Source material:
######

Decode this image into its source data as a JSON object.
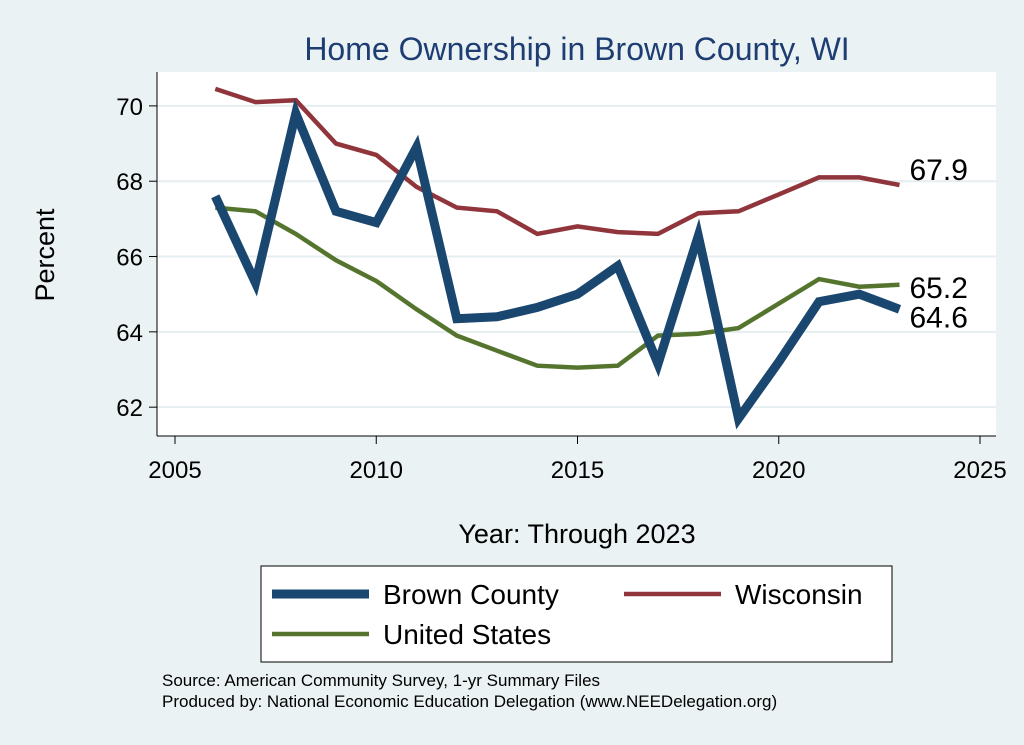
{
  "chart_data": {
    "type": "line",
    "title": "Home Ownership in Brown County, WI",
    "xlabel": "Year: Through 2023",
    "ylabel": "Percent",
    "xlim": [
      2005,
      2025
    ],
    "ylim": [
      61.5,
      70.9
    ],
    "x_ticks": [
      2005,
      2010,
      2015,
      2020,
      2025
    ],
    "y_ticks": [
      62,
      64,
      66,
      68,
      70
    ],
    "grid": true,
    "legend_position": "bottom",
    "x": [
      2006,
      2007,
      2008,
      2009,
      2010,
      2011,
      2012,
      2013,
      2014,
      2015,
      2016,
      2017,
      2018,
      2019,
      2020,
      2021,
      2022,
      2023
    ],
    "series": [
      {
        "name": "Brown County",
        "color": "#1a476f",
        "values": [
          67.6,
          65.3,
          69.8,
          67.2,
          66.9,
          68.9,
          64.35,
          64.4,
          64.65,
          65.0,
          65.75,
          63.15,
          66.55,
          61.7,
          63.2,
          64.8,
          65.0,
          64.6
        ],
        "end_label": "64.6"
      },
      {
        "name": "Wisconsin",
        "color": "#90353b",
        "values": [
          70.45,
          70.1,
          70.15,
          69.0,
          68.7,
          67.85,
          67.3,
          67.2,
          66.6,
          66.8,
          66.65,
          66.6,
          67.15,
          67.2,
          67.65,
          68.1,
          68.1,
          67.9
        ],
        "end_label": "67.9"
      },
      {
        "name": "United States",
        "color": "#55752f",
        "values": [
          67.3,
          67.2,
          66.6,
          65.9,
          65.35,
          64.6,
          63.9,
          63.5,
          63.1,
          63.05,
          63.1,
          63.9,
          63.95,
          64.1,
          64.75,
          65.4,
          65.2,
          65.25
        ],
        "end_label": "65.2"
      }
    ]
  },
  "footer": {
    "source": "Source: American Community Survey, 1-yr Summary Files",
    "producer": "Produced by: National Economic Education Delegation (www.NEEDelegation.org)"
  }
}
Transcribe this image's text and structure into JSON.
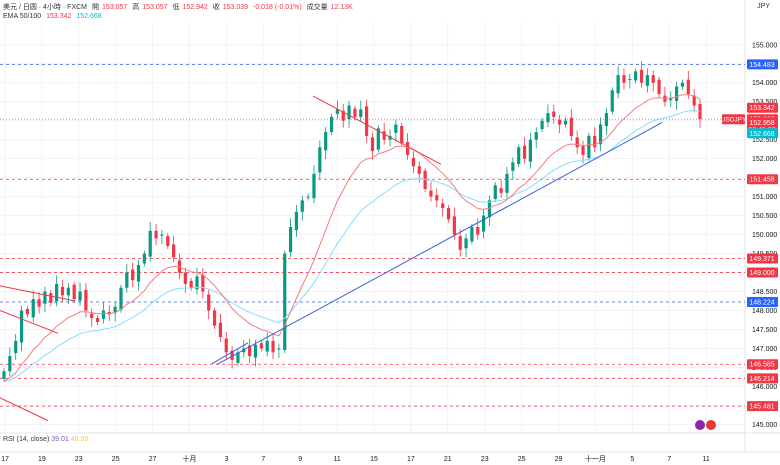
{
  "header": {
    "symbol": "美元 / 日圆 · 4小時 · FXCM",
    "open_label": "開",
    "open": "153.057",
    "high_label": "高",
    "high": "153.057",
    "low_label": "低",
    "low": "152.942",
    "close_label": "收",
    "close": "153.039",
    "change": "-0.018 (-0.01%)",
    "volume_label": "成交量",
    "volume": "12.13K",
    "ema_label": "EMA 50/100",
    "ema50": "153.342",
    "ema100": "152.668"
  },
  "rsi": {
    "label": "RSI (14, close)",
    "value1": "39.01",
    "value2": "49.09"
  },
  "axis": {
    "unit": "JPY"
  },
  "colors": {
    "up": "#089981",
    "down": "#f23645",
    "ema50": "#f77c80",
    "ema100": "#82e0ff",
    "trend_blue": "#3961d8",
    "trend_red": "#f23645"
  },
  "chart_data": {
    "type": "candlestick",
    "ylim": [
      144.8,
      155.6
    ],
    "y_ticks": [
      145.0,
      145.5,
      146.0,
      146.5,
      147.0,
      147.5,
      148.0,
      148.5,
      149.0,
      149.5,
      150.0,
      150.5,
      151.0,
      151.5,
      152.0,
      152.5,
      153.0,
      153.5,
      154.0,
      154.5,
      155.0
    ],
    "x_ticks": [
      "17",
      "19",
      "23",
      "25",
      "27",
      "十月",
      "3",
      "7",
      "9",
      "11",
      "15",
      "17",
      "21",
      "23",
      "25",
      "29",
      "十一月",
      "5",
      "7",
      "11"
    ],
    "levels": [
      {
        "value": 154.483,
        "label": "154.483",
        "kind": "blue"
      },
      {
        "value": 151.458,
        "label": "151.458",
        "kind": "red"
      },
      {
        "value": 149.371,
        "label": "149.371",
        "kind": "red"
      },
      {
        "value": 149.0,
        "label": "149.000",
        "kind": "red"
      },
      {
        "value": 148.224,
        "label": "148.224",
        "kind": "blue"
      },
      {
        "value": 146.585,
        "label": "146.585",
        "kind": "red"
      },
      {
        "value": 146.214,
        "label": "146.214",
        "kind": "red"
      },
      {
        "value": 145.481,
        "label": "145.481",
        "kind": "red"
      }
    ],
    "price_tags": [
      {
        "value": 153.342,
        "label": "153.342",
        "color": "#f23645"
      },
      {
        "value": 153.039,
        "label": "153.039",
        "sub": "03:41:02",
        "symbol": "USDJPY",
        "color": "#f23645"
      },
      {
        "value": 152.958,
        "label": "152.958",
        "color": "#f23645"
      },
      {
        "value": 152.668,
        "label": "152.668",
        "color": "#00bcd4"
      }
    ],
    "trendlines": [
      {
        "x1": 217,
        "v1": 146.58,
        "x2": 662,
        "v2": 152.95,
        "color": "#3961d8"
      },
      {
        "x1": 313,
        "v1": 153.65,
        "x2": 441,
        "v2": 151.85,
        "color": "#f23645"
      },
      {
        "x1": 0,
        "v1": 148.65,
        "x2": 75,
        "v2": 148.25,
        "color": "#f23645"
      },
      {
        "x1": 0,
        "v1": 148.0,
        "x2": 58,
        "v2": 147.4,
        "color": "#f23645"
      },
      {
        "x1": 0,
        "v1": 145.7,
        "x2": 48,
        "v2": 145.1,
        "color": "#f23645"
      },
      {
        "x1": 212,
        "v1": 146.6,
        "x2": 248,
        "v2": 147.15,
        "color": "#3961d8"
      }
    ],
    "closes": [
      146.4,
      146.8,
      147.2,
      148.0,
      147.9,
      148.3,
      148.1,
      148.5,
      148.2,
      148.7,
      148.4,
      148.6,
      148.3,
      148.5,
      148.0,
      147.8,
      147.7,
      148.0,
      147.9,
      148.1,
      148.6,
      149.0,
      148.8,
      149.2,
      149.5,
      150.1,
      149.9,
      150.0,
      149.7,
      149.4,
      149.0,
      148.7,
      148.6,
      148.9,
      148.5,
      148.0,
      147.6,
      147.3,
      146.9,
      146.7,
      146.9,
      147.0,
      146.8,
      147.1,
      147.0,
      147.2,
      146.9,
      147.0,
      149.5,
      150.2,
      150.6,
      150.9,
      151.0,
      151.6,
      152.3,
      152.7,
      153.1,
      153.3,
      153.0,
      153.4,
      153.1,
      153.3,
      152.6,
      152.2,
      152.8,
      152.5,
      152.6,
      152.9,
      152.4,
      152.1,
      151.8,
      151.6,
      151.2,
      151.0,
      150.9,
      150.7,
      150.4,
      150.0,
      149.6,
      149.9,
      150.2,
      150.0,
      150.5,
      150.9,
      151.3,
      151.1,
      151.6,
      151.9,
      152.3,
      152.0,
      152.5,
      152.7,
      153.0,
      153.2,
      153.1,
      152.9,
      153.0,
      152.6,
      152.3,
      152.1,
      152.6,
      152.3,
      152.9,
      153.2,
      153.8,
      154.2,
      154.0,
      154.1,
      154.3,
      154.0,
      154.2,
      154.0,
      153.7,
      153.5,
      153.6,
      153.9,
      154.0,
      153.7,
      153.4,
      153.04
    ]
  }
}
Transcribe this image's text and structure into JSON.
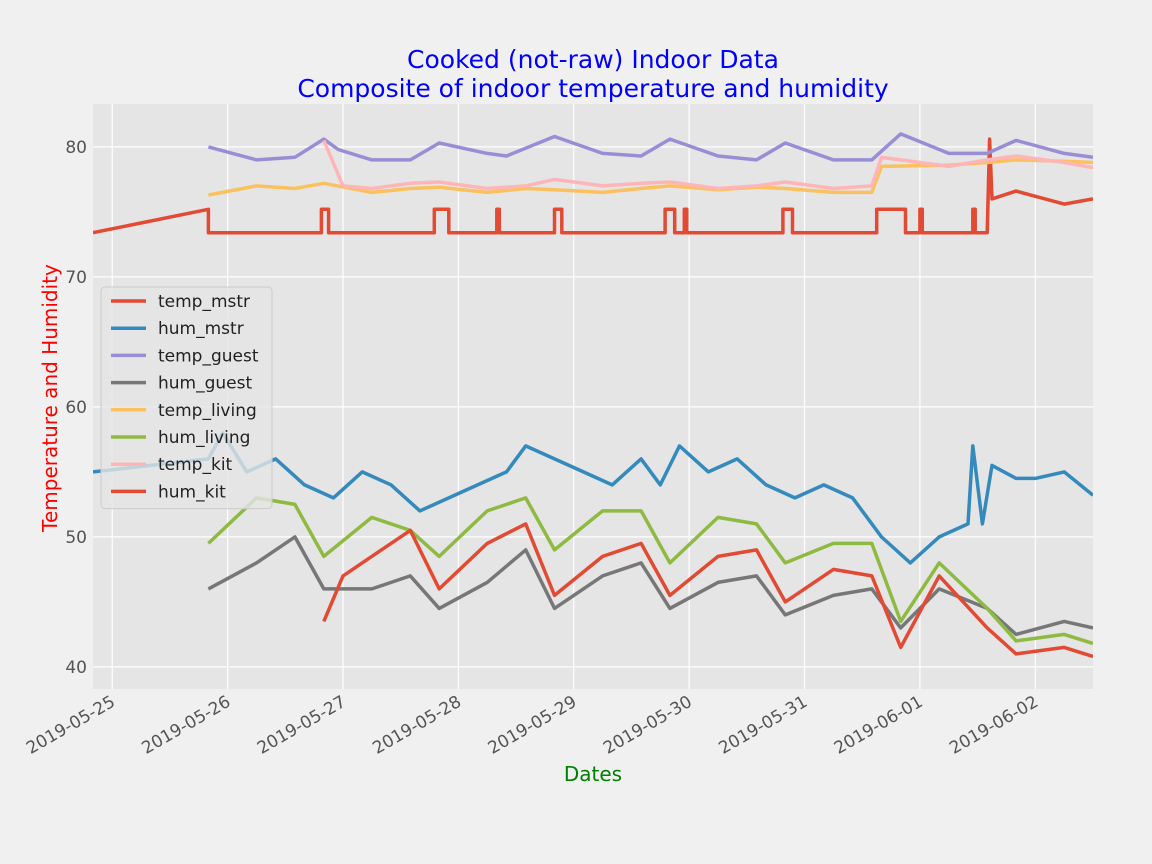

######

Goal of the exercise:
All of the records need repeating exactly, except for the pictures.

Reply to the exercise:
Decode this image into its source data as a JSON object.
{
  "chart_data": {
    "type": "line",
    "title": "Home Ownership in Brown County, WI",
    "xlabel": "Year: Through 2023",
    "ylabel": "Percent",
    "xlim": [
      2005,
      2025
    ],
    "ylim": [
      61.5,
      70.9
    ],
    "x_ticks": [
      2005,
      2010,
      2015,
      2020,
      2025
    ],
    "y_ticks": [
      62,
      64,
      66,
      68,
      70
    ],
    "grid": true,
    "legend_position": "bottom",
    "x": [
      2006,
      2007,
      2008,
      2009,
      2010,
      2011,
      2012,
      2013,
      2014,
      2015,
      2016,
      2017,
      2018,
      2019,
      2020,
      2021,
      2022,
      2023
    ],
    "series": [
      {
        "name": "Brown County",
        "color": "#1a476f",
        "values": [
          67.6,
          65.3,
          69.8,
          67.2,
          66.9,
          68.9,
          64.35,
          64.4,
          64.65,
          65.0,
          65.75,
          63.15,
          66.55,
          61.7,
          63.2,
          64.8,
          65.0,
          64.6
        ],
        "end_label": "64.6"
      },
      {
        "name": "Wisconsin",
        "color": "#90353b",
        "values": [
          70.45,
          70.1,
          70.15,
          69.0,
          68.7,
          67.85,
          67.3,
          67.2,
          66.6,
          66.8,
          66.65,
          66.6,
          67.15,
          67.2,
          67.65,
          68.1,
          68.1,
          67.9
        ],
        "end_label": "67.9"
      },
      {
        "name": "United States",
        "color": "#55752f",
        "values": [
          67.3,
          67.2,
          66.6,
          65.9,
          65.35,
          64.6,
          63.9,
          63.5,
          63.1,
          63.05,
          63.1,
          63.9,
          63.95,
          64.1,
          64.75,
          65.4,
          65.2,
          65.25
        ],
        "end_label": "65.2"
      }
    ]
  },
  "footer": {
    "source": "Source: American Community Survey, 1-yr Summary Files",
    "producer": "Produced by: National Economic Education Delegation (www.NEEDelegation.org)"
  }
}
Transcribe this image's text and structure into JSON.
{
  "header": {
    "symbol": "美元 / 日圆 · 4小時 · FXCM",
    "open_label": "開",
    "open": "153.057",
    "high_label": "高",
    "high": "153.057",
    "low_label": "低",
    "low": "152.942",
    "close_label": "收",
    "close": "153.039",
    "change": "-0.018 (-0.01%)",
    "volume_label": "成交量",
    "volume": "12.13K",
    "ema_label": "EMA 50/100",
    "ema50": "153.342",
    "ema100": "152.668"
  },
  "rsi": {
    "label": "RSI (14, close)",
    "value1": "39.01",
    "value2": "49.09"
  },
  "axis": {
    "unit": "JPY"
  },
  "colors": {
    "up": "#089981",
    "down": "#f23645",
    "ema50": "#f77c80",
    "ema100": "#82e0ff",
    "trend_blue": "#3961d8",
    "trend_red": "#f23645"
  },
  "chart_data": {
    "type": "candlestick",
    "ylim": [
      144.8,
      155.6
    ],
    "y_ticks": [
      145.0,
      145.5,
      146.0,
      146.5,
      147.0,
      147.5,
      148.0,
      148.5,
      149.0,
      149.5,
      150.0,
      150.5,
      151.0,
      151.5,
      152.0,
      152.5,
      153.0,
      153.5,
      154.0,
      154.5,
      155.0
    ],
    "x_ticks": [
      "17",
      "19",
      "23",
      "25",
      "27",
      "十月",
      "3",
      "7",
      "9",
      "11",
      "15",
      "17",
      "21",
      "23",
      "25",
      "29",
      "十一月",
      "5",
      "7",
      "11"
    ],
    "levels": [
      {
        "value": 154.483,
        "label": "154.483",
        "kind": "blue"
      },
      {
        "value": 151.458,
        "label": "151.458",
        "kind": "red"
      },
      {
        "value": 149.371,
        "label": "149.371",
        "kind": "red"
      },
      {
        "value": 149.0,
        "label": "149.000",
        "kind": "red"
      },
      {
        "value": 148.224,
        "label": "148.224",
        "kind": "blue"
      },
      {
        "value": 146.585,
        "label": "146.585",
        "kind": "red"
      },
      {
        "value": 146.214,
        "label": "146.214",
        "kind": "red"
      },
      {
        "value": 145.481,
        "label": "145.481",
        "kind": "red"
      }
    ],
    "price_tags": [
      {
        "value": 153.342,
        "label": "153.342",
        "color": "#f23645"
      },
      {
        "value": 153.039,
        "label": "153.039",
        "sub": "03:41:02",
        "symbol": "USDJPY",
        "color": "#f23645"
      },
      {
        "value": 152.958,
        "label": "152.958",
        "color": "#f23645"
      },
      {
        "value": 152.668,
        "label": "152.668",
        "color": "#00bcd4"
      }
    ],
    "trendlines": [
      {
        "x1": 217,
        "v1": 146.58,
        "x2": 662,
        "v2": 152.95,
        "color": "#3961d8"
      },
      {
        "x1": 313,
        "v1": 153.65,
        "x2": 441,
        "v2": 151.85,
        "color": "#f23645"
      },
      {
        "x1": 0,
        "v1": 148.65,
        "x2": 75,
        "v2": 148.25,
        "color": "#f23645"
      },
      {
        "x1": 0,
        "v1": 148.0,
        "x2": 58,
        "v2": 147.4,
        "color": "#f23645"
      },
      {
        "x1": 0,
        "v1": 145.7,
        "x2": 48,
        "v2": 145.1,
        "color": "#f23645"
      },
      {
        "x1": 212,
        "v1": 146.6,
        "x2": 248,
        "v2": 147.15,
        "color": "#3961d8"
      }
    ],
    "closes": [
      146.4,
      146.8,
      147.2,
      148.0,
      147.9,
      148.3,
      148.1,
      148.5,
      148.2,
      148.7,
      148.4,
      148.6,
      148.3,
      148.5,
      148.0,
      147.8,
      147.7,
      148.0,
      147.9,
      148.1,
      148.6,
      149.0,
      148.8,
      149.2,
      149.5,
      150.1,
      149.9,
      150.0,
      149.7,
      149.4,
      149.0,
      148.7,
      148.6,
      148.9,
      148.5,
      148.0,
      147.6,
      147.3,
      146.9,
      146.7,
      146.9,
      147.0,
      146.8,
      147.1,
      147.0,
      147.2,
      146.9,
      147.0,
      149.5,
      150.2,
      150.6,
      150.9,
      151.0,
      151.6,
      152.3,
      152.7,
      153.1,
      153.3,
      153.0,
      153.4,
      153.1,
      153.3,
      152.6,
      152.2,
      152.8,
      152.5,
      152.6,
      152.9,
      152.4,
      152.1,
      151.8,
      151.6,
      151.2,
      151.0,
      150.9,
      150.7,
      150.4,
      150.0,
      149.6,
      149.9,
      150.2,
      150.0,
      150.5,
      150.9,
      151.3,
      151.1,
      151.6,
      151.9,
      152.3,
      152.0,
      152.5,
      152.7,
      153.0,
      153.2,
      153.1,
      152.9,
      153.0,
      152.6,
      152.3,
      152.1,
      152.6,
      152.3,
      152.9,
      153.2,
      153.8,
      154.2,
      154.0,
      154.1,
      154.3,
      154.0,
      154.2,
      154.0,
      153.7,
      153.5,
      153.6,
      153.9,
      154.0,
      153.7,
      153.4,
      153.04
    ]
  }
}
Transcribe this image's text and structure into JSON.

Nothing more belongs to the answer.